* AIM *
Give the listing again exactly, omitting its images.

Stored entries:
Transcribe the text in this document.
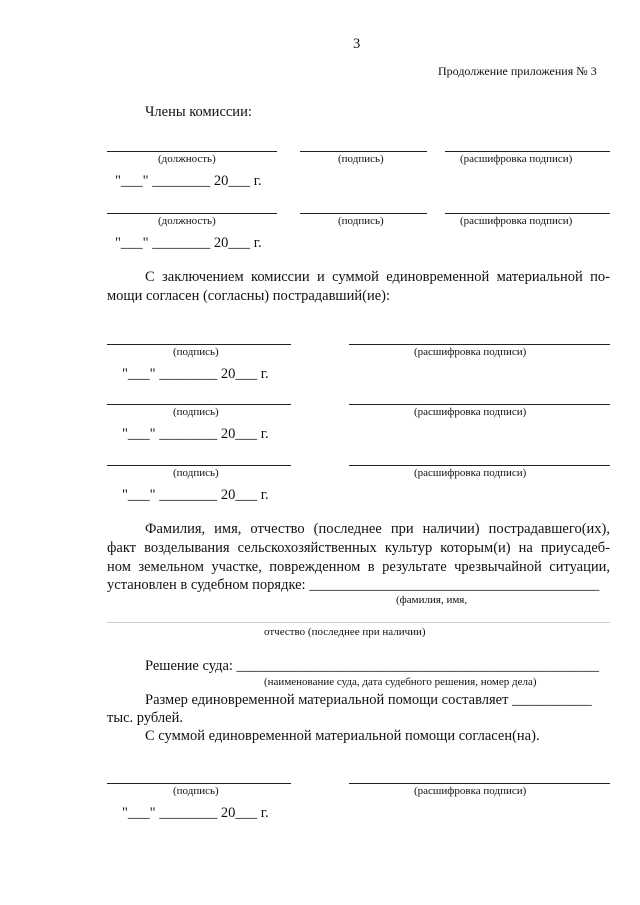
3
Продолжение приложения № 3
Члены комиссии:
(должность)	(подпись)	(расшифровка подписи)
"___" ________ 20___ г.
(должность)	(подпись)	(расшифровка подписи)
"___" ________ 20___ г.
С заключением комиссии и суммой единовременной материальной по-
мощи согласен (согласны) пострадавший(ие):
(подпись)	(расшифровка подписи)
"___" ________ 20___ г.
(подпись)	(расшифровка подписи)
"___" ________ 20___ г.
(подпись)	(расшифровка подписи)
"___" ________ 20___ г.
Фамилия, имя, отчество (последнее при наличии) пострадавшего(их),
факт возделывания сельскохозяйственных культур которым(и) на приусадеб-
ном земельном участке, поврежденном в результате чрезвычайной ситуации,
установлен в судебном порядке: ________________________________________
(фамилия, имя,
отчество (последнее при наличии)
Решение суда: __________________________________________________
(наименование суда, дата судебного решения, номер дела)
Размер единовременной материальной помощи составляет ___________
тыс. рублей.
С суммой единовременной материальной помощи согласен(на).
(подпись)	(расшифровка подписи)
"___" ________ 20___ г.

* COMPLETED EXERCISE *
Transcribe the text in this document.
3
Продолжение приложения № 3
Члены комиссии:
(должность)	(подпись)	(расшифровка подписи)
"___" ________ 20___ г.
(должность)	(подпись)	(расшифровка подписи)
"___" ________ 20___ г.
С заключением комиссии и суммой единовременной материальной по-
мощи согласен (согласны) пострадавший(ие):
(подпись)	(расшифровка подписи)
"___" ________ 20___ г.
(подпись)	(расшифровка подписи)
"___" ________ 20___ г.
(подпись)	(расшифровка подписи)
"___" ________ 20___ г.
Фамилия, имя, отчество (последнее при наличии) пострадавшего(их),
факт возделывания сельскохозяйственных культур которым(и) на приусадеб-
ном земельном участке, поврежденном в результате чрезвычайной ситуации,
установлен в судебном порядке: ________________________________________
(фамилия, имя,
отчество (последнее при наличии)
Решение суда: __________________________________________________
(наименование суда, дата судебного решения, номер дела)
Размер единовременной материальной помощи составляет ___________
тыс. рублей.
С суммой единовременной материальной помощи согласен(на).
(подпись)	(расшифровка подписи)
"___" ________ 20___ г.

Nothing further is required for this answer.